◆ **What needs to be done**
Write out every entry below word for word, keeping each line and its numbers in the same order.

--- begin Given information ---

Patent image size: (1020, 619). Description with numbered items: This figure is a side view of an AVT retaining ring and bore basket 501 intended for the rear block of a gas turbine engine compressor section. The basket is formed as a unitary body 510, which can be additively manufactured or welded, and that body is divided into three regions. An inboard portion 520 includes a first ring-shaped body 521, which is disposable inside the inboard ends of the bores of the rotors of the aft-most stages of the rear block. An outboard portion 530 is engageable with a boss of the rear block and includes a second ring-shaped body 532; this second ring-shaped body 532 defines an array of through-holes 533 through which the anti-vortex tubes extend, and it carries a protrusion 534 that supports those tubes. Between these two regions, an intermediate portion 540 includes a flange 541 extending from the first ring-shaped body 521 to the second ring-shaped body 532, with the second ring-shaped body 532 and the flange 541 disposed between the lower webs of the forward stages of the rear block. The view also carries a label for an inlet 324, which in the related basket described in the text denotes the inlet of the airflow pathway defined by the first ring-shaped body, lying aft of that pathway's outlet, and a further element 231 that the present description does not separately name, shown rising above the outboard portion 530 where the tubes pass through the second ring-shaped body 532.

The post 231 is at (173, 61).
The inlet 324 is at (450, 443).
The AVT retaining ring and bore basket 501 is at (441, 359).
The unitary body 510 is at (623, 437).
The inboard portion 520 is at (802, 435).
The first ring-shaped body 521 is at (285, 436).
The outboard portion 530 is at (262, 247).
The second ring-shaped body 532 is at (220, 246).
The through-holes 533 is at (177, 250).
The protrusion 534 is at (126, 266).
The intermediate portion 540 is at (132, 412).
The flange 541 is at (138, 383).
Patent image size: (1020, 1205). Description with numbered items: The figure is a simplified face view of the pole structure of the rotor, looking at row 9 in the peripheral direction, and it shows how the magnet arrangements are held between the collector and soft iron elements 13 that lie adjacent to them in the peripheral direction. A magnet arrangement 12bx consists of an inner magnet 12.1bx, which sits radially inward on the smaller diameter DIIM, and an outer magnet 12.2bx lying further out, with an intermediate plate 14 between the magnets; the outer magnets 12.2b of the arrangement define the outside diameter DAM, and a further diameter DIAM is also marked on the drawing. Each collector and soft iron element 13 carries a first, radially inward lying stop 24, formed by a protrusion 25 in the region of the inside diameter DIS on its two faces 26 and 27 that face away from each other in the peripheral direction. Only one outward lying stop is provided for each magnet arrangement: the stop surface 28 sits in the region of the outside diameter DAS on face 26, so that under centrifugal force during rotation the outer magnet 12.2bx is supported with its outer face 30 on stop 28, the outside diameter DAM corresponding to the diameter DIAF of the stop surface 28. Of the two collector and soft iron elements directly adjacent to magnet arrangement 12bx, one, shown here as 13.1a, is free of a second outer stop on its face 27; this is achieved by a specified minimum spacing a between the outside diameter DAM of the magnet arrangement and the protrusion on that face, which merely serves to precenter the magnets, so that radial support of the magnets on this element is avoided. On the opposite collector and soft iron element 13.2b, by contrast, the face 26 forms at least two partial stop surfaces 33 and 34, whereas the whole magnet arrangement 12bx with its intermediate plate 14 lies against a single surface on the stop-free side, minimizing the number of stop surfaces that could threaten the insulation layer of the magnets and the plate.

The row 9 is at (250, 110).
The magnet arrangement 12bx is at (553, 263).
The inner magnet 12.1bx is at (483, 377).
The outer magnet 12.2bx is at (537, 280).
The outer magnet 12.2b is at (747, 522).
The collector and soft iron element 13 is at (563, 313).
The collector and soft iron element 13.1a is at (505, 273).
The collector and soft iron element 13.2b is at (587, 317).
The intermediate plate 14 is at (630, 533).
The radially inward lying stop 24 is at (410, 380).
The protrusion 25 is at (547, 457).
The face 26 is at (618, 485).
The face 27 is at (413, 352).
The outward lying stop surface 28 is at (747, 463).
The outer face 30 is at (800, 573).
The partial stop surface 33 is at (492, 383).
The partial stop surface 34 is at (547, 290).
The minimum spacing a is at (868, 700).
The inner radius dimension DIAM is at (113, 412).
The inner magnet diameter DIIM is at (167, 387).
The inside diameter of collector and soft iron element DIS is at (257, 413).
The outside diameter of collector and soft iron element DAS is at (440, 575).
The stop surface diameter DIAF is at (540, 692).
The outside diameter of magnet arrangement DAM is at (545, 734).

--- end Given information ---

◆ **Completed exercise**
Patent image size: (1020, 619). Description with numbered items: This figure is a side view of an AVT retaining ring and bore basket 501 intended for the rear block of a gas turbine engine compressor section. The basket is formed as a unitary body 510, which can be additively manufactured or welded, and that body is divided into three regions. An inboard portion 520 includes a first ring-shaped body 521, which is disposable inside the inboard ends of the bores of the rotors of the aft-most stages of the rear block. An outboard portion 530 is engageable with a boss of the rear block and includes a second ring-shaped body 532; this second ring-shaped body 532 defines an array of through-holes 533 through which the anti-vortex tubes extend, and it carries a protrusion 534 that supports those tubes. Between these two regions, an intermediate portion 540 includes a flange 541 extending from the first ring-shaped body 521 to the second ring-shaped body 532, with the second ring-shaped body 532 and the flange 541 disposed between the lower webs of the forward stages of the rear block. The view also carries a label for an inlet 324, which in the related basket described in the text denotes the inlet of the airflow pathway defined by the first ring-shaped body, lying aft of that pathway's outlet, and a further element 231 that the present description does not separately name, shown rising above the outboard portion 530 where the tubes pass through the second ring-shaped body 532.

The post 231 is at (173, 61).
The inlet 324 is at (450, 443).
The AVT retaining ring and bore basket 501 is at (441, 359).
The unitary body 510 is at (623, 437).
The inboard portion 520 is at (802, 435).
The first ring-shaped body 521 is at (285, 436).
The outboard portion 530 is at (262, 247).
The second ring-shaped body 532 is at (220, 246).
The through-holes 533 is at (177, 250).
The protrusion 534 is at (126, 266).
The intermediate portion 540 is at (132, 412).
The flange 541 is at (138, 383).
Patent image size: (1020, 1205). Description with numbered items: The figure is a simplified face view of the pole structure of the rotor, looking at row 9 in the peripheral direction, and it shows how the magnet arrangements are held between the collector and soft iron elements 13 that lie adjacent to them in the peripheral direction. A magnet arrangement 12bx consists of an inner magnet 12.1bx, which sits radially inward on the smaller diameter DIIM, and an outer magnet 12.2bx lying further out, with an intermediate plate 14 between the magnets; the outer magnets 12.2b of the arrangement define the outside diameter DAM, and a further diameter DIAM is also marked on the drawing. Each collector and soft iron element 13 carries a first, radially inward lying stop 24, formed by a protrusion 25 in the region of the inside diameter DIS on its two faces 26 and 27 that face away from each other in the peripheral direction. Only one outward lying stop is provided for each magnet arrangement: the stop surface 28 sits in the region of the outside diameter DAS on face 26, so that under centrifugal force during rotation the outer magnet 12.2bx is supported with its outer face 30 on stop 28, the outside diameter DAM corresponding to the diameter DIAF of the stop surface 28. Of the two collector and soft iron elements directly adjacent to magnet arrangement 12bx, one, shown here as 13.1a, is free of a second outer stop on its face 27; this is achieved by a specified minimum spacing a between the outside diameter DAM of the magnet arrangement and the protrusion on that face, which merely serves to precenter the magnets, so that radial support of the magnets on this element is avoided. On the opposite collector and soft iron element 13.2b, by contrast, the face 26 forms at least two partial stop surfaces 33 and 34, whereas the whole magnet arrangement 12bx with its intermediate plate 14 lies against a single surface on the stop-free side, minimizing the number of stop surfaces that could threaten the insulation layer of the magnets and the plate.

The row 9 is at (250, 110).
The magnet arrangement 12bx is at (553, 263).
The inner magnet 12.1bx is at (483, 377).
The outer magnet 12.2bx is at (537, 280).
The outer magnet 12.2b is at (747, 522).
The collector and soft iron element 13 is at (563, 313).
The collector and soft iron element 13.1a is at (505, 273).
The collector and soft iron element 13.2b is at (587, 317).
The intermediate plate 14 is at (630, 533).
The radially inward lying stop 24 is at (410, 380).
The protrusion 25 is at (547, 457).
The face 26 is at (618, 485).
The face 27 is at (413, 352).
The outward lying stop surface 28 is at (747, 463).
The outer face 30 is at (800, 573).
The partial stop surface 33 is at (492, 383).
The partial stop surface 34 is at (547, 290).
The minimum spacing a is at (868, 700).
The inner radius dimension DIAM is at (113, 412).
The inner magnet diameter DIIM is at (167, 387).
The inside diameter of collector and soft iron element DIS is at (257, 413).
The outside diameter of collector and soft iron element DAS is at (440, 575).
The stop surface diameter DIAF is at (540, 692).
The outside diameter of magnet arrangement DAM is at (545, 734).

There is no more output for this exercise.